Using the data beneath, show every line that includes the word "maintenance".

— start Data —

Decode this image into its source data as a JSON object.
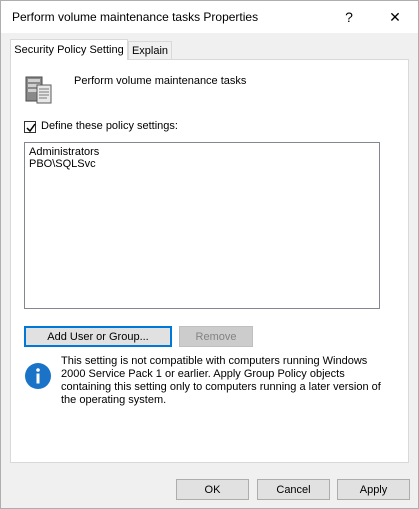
{
  "window": {
    "title": "Perform volume maintenance tasks Properties",
    "help_button": "?",
    "close_button": "✕"
  },
  "tabs": [
    {
      "label": "Security Policy Setting",
      "active": true
    },
    {
      "label": "Explain",
      "active": false
    }
  ],
  "policy": {
    "name": "Perform volume maintenance tasks",
    "icon": "server-icon"
  },
  "define": {
    "label": "Define these policy settings:",
    "checked": true
  },
  "list": {
    "items": [
      "Administrators",
      "PBO\\SQLSvc"
    ]
  },
  "buttons": {
    "add_user_or_group": "Add User or Group...",
    "remove": "Remove"
  },
  "info": {
    "icon": "info-icon",
    "text": "This setting is not compatible with computers running Windows 2000 Service Pack 1 or earlier.  Apply Group Policy objects containing this setting only to computers running a later version of the operating system."
  },
  "footer": {
    "ok": "OK",
    "cancel": "Cancel",
    "apply": "Apply"
  },
  "colors": {
    "focus_border": "#0078d7",
    "info_blue": "#1a73c7",
    "dialog_bg": "#f0f0f0"
  }
}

— end Data —

* [The completed task]:
    "title": "Perform volume maintenance tasks Properties",
    "name": "Perform volume maintenance tasks",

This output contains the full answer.